__Job__. Copy all records verbatim.

__Listing__.

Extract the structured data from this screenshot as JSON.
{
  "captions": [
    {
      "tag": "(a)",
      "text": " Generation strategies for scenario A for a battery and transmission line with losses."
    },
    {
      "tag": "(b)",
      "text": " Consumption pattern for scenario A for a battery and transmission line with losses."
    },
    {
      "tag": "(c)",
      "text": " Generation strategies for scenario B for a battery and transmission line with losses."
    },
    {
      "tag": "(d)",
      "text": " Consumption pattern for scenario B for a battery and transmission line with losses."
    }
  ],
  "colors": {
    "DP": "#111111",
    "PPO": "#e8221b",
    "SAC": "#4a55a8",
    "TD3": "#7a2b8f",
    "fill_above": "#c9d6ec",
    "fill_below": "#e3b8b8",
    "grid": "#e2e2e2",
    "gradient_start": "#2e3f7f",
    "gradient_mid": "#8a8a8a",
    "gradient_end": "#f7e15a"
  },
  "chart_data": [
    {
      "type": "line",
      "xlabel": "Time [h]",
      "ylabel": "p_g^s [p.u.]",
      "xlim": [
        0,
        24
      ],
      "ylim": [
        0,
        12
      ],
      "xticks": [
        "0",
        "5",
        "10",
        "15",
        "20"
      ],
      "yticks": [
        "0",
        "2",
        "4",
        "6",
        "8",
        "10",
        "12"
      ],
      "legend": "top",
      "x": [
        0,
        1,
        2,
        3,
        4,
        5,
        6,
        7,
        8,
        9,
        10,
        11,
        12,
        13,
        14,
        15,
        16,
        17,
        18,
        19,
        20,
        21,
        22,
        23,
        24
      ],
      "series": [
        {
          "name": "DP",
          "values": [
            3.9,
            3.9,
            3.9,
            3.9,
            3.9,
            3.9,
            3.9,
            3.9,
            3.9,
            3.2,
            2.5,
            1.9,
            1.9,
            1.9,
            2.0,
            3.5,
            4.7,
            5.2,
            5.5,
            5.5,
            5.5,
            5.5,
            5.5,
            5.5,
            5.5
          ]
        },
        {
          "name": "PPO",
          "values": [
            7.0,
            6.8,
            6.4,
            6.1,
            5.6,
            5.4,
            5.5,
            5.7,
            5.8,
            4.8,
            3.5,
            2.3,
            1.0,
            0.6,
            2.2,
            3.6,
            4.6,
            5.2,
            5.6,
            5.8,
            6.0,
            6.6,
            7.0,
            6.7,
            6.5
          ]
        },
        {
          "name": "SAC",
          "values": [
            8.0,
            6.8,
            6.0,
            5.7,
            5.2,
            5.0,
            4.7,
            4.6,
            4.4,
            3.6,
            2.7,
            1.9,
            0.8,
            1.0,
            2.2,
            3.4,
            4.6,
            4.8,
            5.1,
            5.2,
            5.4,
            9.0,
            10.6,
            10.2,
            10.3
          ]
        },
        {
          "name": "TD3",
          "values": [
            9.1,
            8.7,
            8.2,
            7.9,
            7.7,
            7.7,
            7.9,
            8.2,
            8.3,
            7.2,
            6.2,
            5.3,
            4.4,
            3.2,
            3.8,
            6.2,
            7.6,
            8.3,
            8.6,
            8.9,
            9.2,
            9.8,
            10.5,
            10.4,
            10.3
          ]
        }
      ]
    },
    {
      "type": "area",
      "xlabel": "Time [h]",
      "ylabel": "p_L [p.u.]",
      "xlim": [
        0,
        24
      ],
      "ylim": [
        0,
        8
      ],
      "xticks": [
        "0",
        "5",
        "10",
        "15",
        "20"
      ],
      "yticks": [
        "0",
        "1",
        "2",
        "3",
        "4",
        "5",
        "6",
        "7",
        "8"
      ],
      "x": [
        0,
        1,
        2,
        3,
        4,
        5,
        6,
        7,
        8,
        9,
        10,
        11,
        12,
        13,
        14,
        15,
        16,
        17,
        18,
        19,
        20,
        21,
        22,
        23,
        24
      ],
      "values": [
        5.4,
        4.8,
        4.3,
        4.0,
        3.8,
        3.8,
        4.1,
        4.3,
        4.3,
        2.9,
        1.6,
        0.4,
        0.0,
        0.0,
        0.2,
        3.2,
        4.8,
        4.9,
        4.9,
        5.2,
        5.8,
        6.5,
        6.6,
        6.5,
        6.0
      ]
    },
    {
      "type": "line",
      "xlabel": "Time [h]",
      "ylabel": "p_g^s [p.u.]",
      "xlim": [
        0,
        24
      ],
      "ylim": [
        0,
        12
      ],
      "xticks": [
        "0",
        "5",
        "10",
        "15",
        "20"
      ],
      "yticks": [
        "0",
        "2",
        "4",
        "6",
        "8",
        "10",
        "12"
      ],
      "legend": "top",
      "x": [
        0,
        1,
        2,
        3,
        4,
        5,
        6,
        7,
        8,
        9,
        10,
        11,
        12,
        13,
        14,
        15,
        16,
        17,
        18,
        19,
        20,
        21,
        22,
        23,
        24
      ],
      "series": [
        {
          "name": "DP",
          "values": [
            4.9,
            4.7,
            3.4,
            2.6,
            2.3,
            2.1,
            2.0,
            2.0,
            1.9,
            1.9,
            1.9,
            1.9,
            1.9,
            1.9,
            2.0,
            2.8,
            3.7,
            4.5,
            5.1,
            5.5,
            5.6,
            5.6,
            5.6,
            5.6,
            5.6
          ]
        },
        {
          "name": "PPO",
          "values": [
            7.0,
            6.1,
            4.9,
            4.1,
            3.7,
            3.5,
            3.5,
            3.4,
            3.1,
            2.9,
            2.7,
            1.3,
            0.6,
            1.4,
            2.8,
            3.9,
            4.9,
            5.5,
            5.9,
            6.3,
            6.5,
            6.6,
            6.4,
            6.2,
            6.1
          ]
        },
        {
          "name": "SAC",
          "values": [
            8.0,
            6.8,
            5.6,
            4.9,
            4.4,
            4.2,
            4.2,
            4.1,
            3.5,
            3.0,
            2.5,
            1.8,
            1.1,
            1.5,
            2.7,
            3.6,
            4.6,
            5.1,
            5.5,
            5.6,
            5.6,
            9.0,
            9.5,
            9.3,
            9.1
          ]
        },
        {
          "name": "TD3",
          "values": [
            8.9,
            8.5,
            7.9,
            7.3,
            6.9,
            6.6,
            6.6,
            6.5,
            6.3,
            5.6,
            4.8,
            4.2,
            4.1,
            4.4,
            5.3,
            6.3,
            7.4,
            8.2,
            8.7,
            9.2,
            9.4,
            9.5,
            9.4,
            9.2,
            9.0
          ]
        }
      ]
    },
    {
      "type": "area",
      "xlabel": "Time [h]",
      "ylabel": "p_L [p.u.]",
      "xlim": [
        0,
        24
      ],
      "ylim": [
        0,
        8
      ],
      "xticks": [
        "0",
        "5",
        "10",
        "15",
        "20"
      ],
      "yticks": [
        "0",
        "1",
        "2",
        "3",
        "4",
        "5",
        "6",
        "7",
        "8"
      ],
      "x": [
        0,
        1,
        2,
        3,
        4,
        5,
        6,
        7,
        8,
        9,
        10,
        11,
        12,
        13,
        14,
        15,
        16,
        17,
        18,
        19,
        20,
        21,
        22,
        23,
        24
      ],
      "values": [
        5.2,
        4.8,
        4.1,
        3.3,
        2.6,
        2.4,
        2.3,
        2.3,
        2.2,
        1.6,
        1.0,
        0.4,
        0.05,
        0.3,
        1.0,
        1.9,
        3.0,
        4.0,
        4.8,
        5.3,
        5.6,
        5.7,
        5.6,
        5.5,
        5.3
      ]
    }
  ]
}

__Written solution__.
Extract the structured data from this screenshot as JSON.
{
  "captions": [
    {
      "tag": "(a)",
      "text": " Generation strategies for scenario A for a battery and transmission line with losses."
    },
    {
      "tag": "(b)",
      "text": " Consumption pattern for scenario A for a battery and transmission line with losses."
    },
    {
      "tag": "(c)",
      "text": " Generation strategies for scenario B for a battery and transmission line with losses."
    },
    {
      "tag": "(d)",
      "text": " Consumption pattern for scenario B for a battery and transmission line with losses."
    }
  ],
  "colors": {
    "DP": "#111111",
    "PPO": "#e8221b",
    "SAC": "#4a55a8",
    "TD3": "#7a2b8f",
    "fill_above": "#c9d6ec",
    "fill_below": "#e3b8b8",
    "grid": "#e2e2e2",
    "gradient_start": "#2e3f7f",
    "gradient_mid": "#8a8a8a",
    "gradient_end": "#f7e15a"
  },
  "chart_data": [
    {
      "type": "line",
      "xlabel": "Time [h]",
      "ylabel": "p_g^s [p.u.]",
      "xlim": [
        0,
        24
      ],
      "ylim": [
        0,
        12
      ],
      "xticks": [
        "0",
        "5",
        "10",
        "15",
        "20"
      ],
      "yticks": [
        "0",
        "2",
        "4",
        "6",
        "8",
        "10",
        "12"
      ],
      "legend": "top",
      "x": [
        0,
        1,
        2,
        3,
        4,
        5,
        6,
        7,
        8,
        9,
        10,
        11,
        12,
        13,
        14,
        15,
        16,
        17,
        18,
        19,
        20,
        21,
        22,
        23,
        24
      ],
      "series": [
        {
          "name": "DP",
          "values": [
            3.9,
            3.9,
            3.9,
            3.9,
            3.9,
            3.9,
            3.9,
            3.9,
            3.9,
            3.2,
            2.5,
            1.9,
            1.9,
            1.9,
            2.0,
            3.5,
            4.7,
            5.2,
            5.5,
            5.5,
            5.5,
            5.5,
            5.5,
            5.5,
            5.5
          ]
        },
        {
          "name": "PPO",
          "values": [
            7.0,
            6.8,
            6.4,
            6.1,
            5.6,
            5.4,
            5.5,
            5.7,
            5.8,
            4.8,
            3.5,
            2.3,
            1.0,
            0.6,
            2.2,
            3.6,
            4.6,
            5.2,
            5.6,
            5.8,
            6.0,
            6.6,
            7.0,
            6.7,
            6.5
          ]
        },
        {
          "name": "SAC",
          "values": [
            8.0,
            6.8,
            6.0,
            5.7,
            5.2,
            5.0,
            4.7,
            4.6,
            4.4,
            3.6,
            2.7,
            1.9,
            0.8,
            1.0,
            2.2,
            3.4,
            4.6,
            4.8,
            5.1,
            5.2,
            5.4,
            9.0,
            10.6,
            10.2,
            10.3
          ]
        },
        {
          "name": "TD3",
          "values": [
            9.1,
            8.7,
            8.2,
            7.9,
            7.7,
            7.7,
            7.9,
            8.2,
            8.3,
            7.2,
            6.2,
            5.3,
            4.4,
            3.2,
            3.8,
            6.2,
            7.6,
            8.3,
            8.6,
            8.9,
            9.2,
            9.8,
            10.5,
            10.4,
            10.3
          ]
        }
      ]
    },
    {
      "type": "area",
      "xlabel": "Time [h]",
      "ylabel": "p_L [p.u.]",
      "xlim": [
        0,
        24
      ],
      "ylim": [
        0,
        8
      ],
      "xticks": [
        "0",
        "5",
        "10",
        "15",
        "20"
      ],
      "yticks": [
        "0",
        "1",
        "2",
        "3",
        "4",
        "5",
        "6",
        "7",
        "8"
      ],
      "x": [
        0,
        1,
        2,
        3,
        4,
        5,
        6,
        7,
        8,
        9,
        10,
        11,
        12,
        13,
        14,
        15,
        16,
        17,
        18,
        19,
        20,
        21,
        22,
        23,
        24
      ],
      "values": [
        5.4,
        4.8,
        4.3,
        4.0,
        3.8,
        3.8,
        4.1,
        4.3,
        4.3,
        2.9,
        1.6,
        0.4,
        0.0,
        0.0,
        0.2,
        3.2,
        4.8,
        4.9,
        4.9,
        5.2,
        5.8,
        6.5,
        6.6,
        6.5,
        6.0
      ]
    },
    {
      "type": "line",
      "xlabel": "Time [h]",
      "ylabel": "p_g^s [p.u.]",
      "xlim": [
        0,
        24
      ],
      "ylim": [
        0,
        12
      ],
      "xticks": [
        "0",
        "5",
        "10",
        "15",
        "20"
      ],
      "yticks": [
        "0",
        "2",
        "4",
        "6",
        "8",
        "10",
        "12"
      ],
      "legend": "top",
      "x": [
        0,
        1,
        2,
        3,
        4,
        5,
        6,
        7,
        8,
        9,
        10,
        11,
        12,
        13,
        14,
        15,
        16,
        17,
        18,
        19,
        20,
        21,
        22,
        23,
        24
      ],
      "series": [
        {
          "name": "DP",
          "values": [
            4.9,
            4.7,
            3.4,
            2.6,
            2.3,
            2.1,
            2.0,
            2.0,
            1.9,
            1.9,
            1.9,
            1.9,
            1.9,
            1.9,
            2.0,
            2.8,
            3.7,
            4.5,
            5.1,
            5.5,
            5.6,
            5.6,
            5.6,
            5.6,
            5.6
          ]
        },
        {
          "name": "PPO",
          "values": [
            7.0,
            6.1,
            4.9,
            4.1,
            3.7,
            3.5,
            3.5,
            3.4,
            3.1,
            2.9,
            2.7,
            1.3,
            0.6,
            1.4,
            2.8,
            3.9,
            4.9,
            5.5,
            5.9,
            6.3,
            6.5,
            6.6,
            6.4,
            6.2,
            6.1
          ]
        },
        {
          "name": "SAC",
          "values": [
            8.0,
            6.8,
            5.6,
            4.9,
            4.4,
            4.2,
            4.2,
            4.1,
            3.5,
            3.0,
            2.5,
            1.8,
            1.1,
            1.5,
            2.7,
            3.6,
            4.6,
            5.1,
            5.5,
            5.6,
            5.6,
            9.0,
            9.5,
            9.3,
            9.1
          ]
        },
        {
          "name": "TD3",
          "values": [
            8.9,
            8.5,
            7.9,
            7.3,
            6.9,
            6.6,
            6.6,
            6.5,
            6.3,
            5.6,
            4.8,
            4.2,
            4.1,
            4.4,
            5.3,
            6.3,
            7.4,
            8.2,
            8.7,
            9.2,
            9.4,
            9.5,
            9.4,
            9.2,
            9.0
          ]
        }
      ]
    },
    {
      "type": "area",
      "xlabel": "Time [h]",
      "ylabel": "p_L [p.u.]",
      "xlim": [
        0,
        24
      ],
      "ylim": [
        0,
        8
      ],
      "xticks": [
        "0",
        "5",
        "10",
        "15",
        "20"
      ],
      "yticks": [
        "0",
        "1",
        "2",
        "3",
        "4",
        "5",
        "6",
        "7",
        "8"
      ],
      "x": [
        0,
        1,
        2,
        3,
        4,
        5,
        6,
        7,
        8,
        9,
        10,
        11,
        12,
        13,
        14,
        15,
        16,
        17,
        18,
        19,
        20,
        21,
        22,
        23,
        24
      ],
      "values": [
        5.2,
        4.8,
        4.1,
        3.3,
        2.6,
        2.4,
        2.3,
        2.3,
        2.2,
        1.6,
        1.0,
        0.4,
        0.05,
        0.3,
        1.0,
        1.9,
        3.0,
        4.0,
        4.8,
        5.3,
        5.6,
        5.7,
        5.6,
        5.5,
        5.3
      ]
    }
  ]
}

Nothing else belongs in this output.